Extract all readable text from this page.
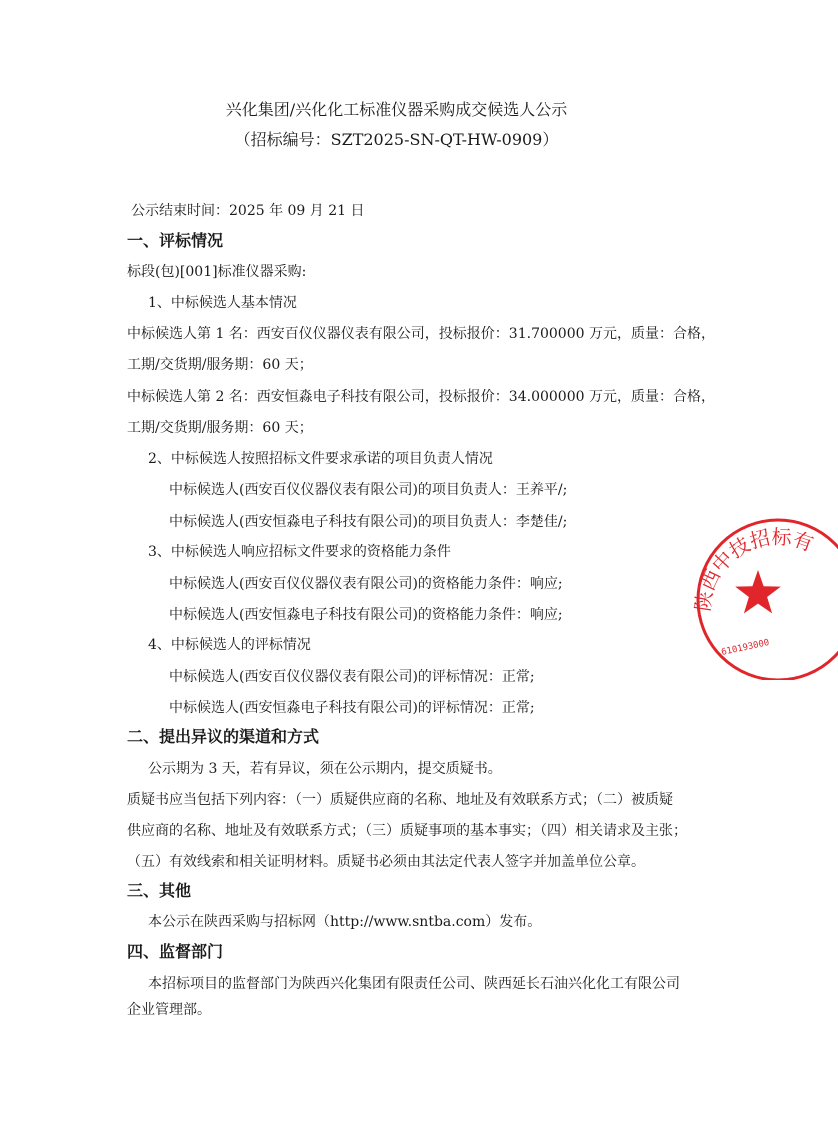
兴化集团/兴化化工标准仪器采购成交候选人公示
（招标编号：SZT2025-SN-QT-HW-0909）
公示结束时间：2025 年 09 月 21 日
一、评标情况
标段(包)[001]标准仪器采购:
1、中标候选人基本情况
中标候选人第 1 名：西安百仪仪器仪表有限公司，投标报价：31.700000 万元，质量：合格，
工期/交货期/服务期：60 天；
中标候选人第 2 名：西安恒淼电子科技有限公司，投标报价：34.000000 万元，质量：合格，
工期/交货期/服务期：60 天；
2、中标候选人按照招标文件要求承诺的项目负责人情况
中标候选人(西安百仪仪器仪表有限公司)的项目负责人：王养平/;
中标候选人(西安恒淼电子科技有限公司)的项目负责人：李楚佳/;
3、中标候选人响应招标文件要求的资格能力条件
中标候选人(西安百仪仪器仪表有限公司)的资格能力条件：响应;
中标候选人(西安恒淼电子科技有限公司)的资格能力条件：响应;
4、中标候选人的评标情况
中标候选人(西安百仪仪器仪表有限公司)的评标情况：正常;
中标候选人(西安恒淼电子科技有限公司)的评标情况：正常;
二、提出异议的渠道和方式
公示期为 3 天，若有异议，须在公示期内，提交质疑书。
质疑书应当包括下列内容：（一）质疑供应商的名称、地址及有效联系方式；（二）被质疑
供应商的名称、地址及有效联系方式；（三）质疑事项的基本事实；（四）相关请求及主张；
（五）有效线索和相关证明材料。质疑书必须由其法定代表人签字并加盖单位公章。
三、其他
本公示在陕西采购与招标网（http://www.sntba.com）发布。
四、监督部门
本招标项目的监督部门为陕西兴化集团有限责任公司、陕西延长石油兴化化工有限公司
企业管理部。
陕西中技招标有
610193000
• • • • • • •
TASK DESCRIPTION: Select every line in the material above where the string "投标报价" occurs, and copy it.

COMPLETE RESPONSE:
中标候选人第 1 名：西安百仪仪器仪表有限公司，投标报价：31.700000 万元，质量：合格，
中标候选人第 2 名：西安恒淼电子科技有限公司，投标报价：34.000000 万元，质量：合格，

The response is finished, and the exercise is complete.